Using the records that follow, copy every line containing the word "consumption".

* Begin *

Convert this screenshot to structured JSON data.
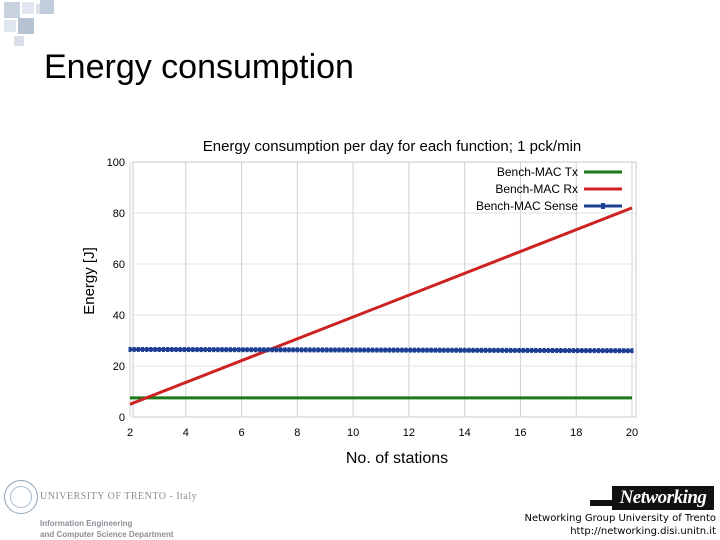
{
  "slide": {
    "title": "Energy consumption"
  },
  "footer": {
    "university_name": "UNIVERSITY OF TRENTO - Italy",
    "department_line1": "Information Engineering",
    "department_line2": "and Computer Science Department",
    "logo_text": "Networking",
    "group_line": "Networking Group University of Trento",
    "url_line": "http://networking.disi.unitn.it"
  },
  "colors": {
    "tx": "#1a7a1a",
    "rx": "#cc2222",
    "sense": "#1c3f94",
    "corner_square_dark": "#a9b8c8",
    "corner_square_light": "#d2dbe5"
  },
  "chart_data": {
    "type": "line",
    "title": "Energy consumption per day for each function; 1 pck/min",
    "xlabel": "No. of stations",
    "ylabel": "Energy [J]",
    "xlim": [
      2,
      20
    ],
    "ylim": [
      0,
      100
    ],
    "xticks": [
      2,
      4,
      6,
      8,
      10,
      12,
      14,
      16,
      18,
      20
    ],
    "yticks": [
      0,
      20,
      40,
      60,
      80,
      100
    ],
    "grid": true,
    "legend_position": "top-right",
    "series": [
      {
        "name": "Bench-MAC Tx",
        "color_key": "tx",
        "markers": false,
        "x": [
          2,
          20
        ],
        "y": [
          7.5,
          7.5
        ]
      },
      {
        "name": "Bench-MAC Rx",
        "color_key": "rx",
        "markers": false,
        "x": [
          2,
          20
        ],
        "y": [
          5,
          82
        ]
      },
      {
        "name": "Bench-MAC Sense",
        "color_key": "sense",
        "markers": true,
        "x": [
          2,
          20
        ],
        "y": [
          26.5,
          26
        ]
      }
    ]
  }
}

* End *

RESPONSE TO THIS TASK:
    "title": "Energy consumption"
    "title": "Energy consumption per day for each function; 1 pck/min",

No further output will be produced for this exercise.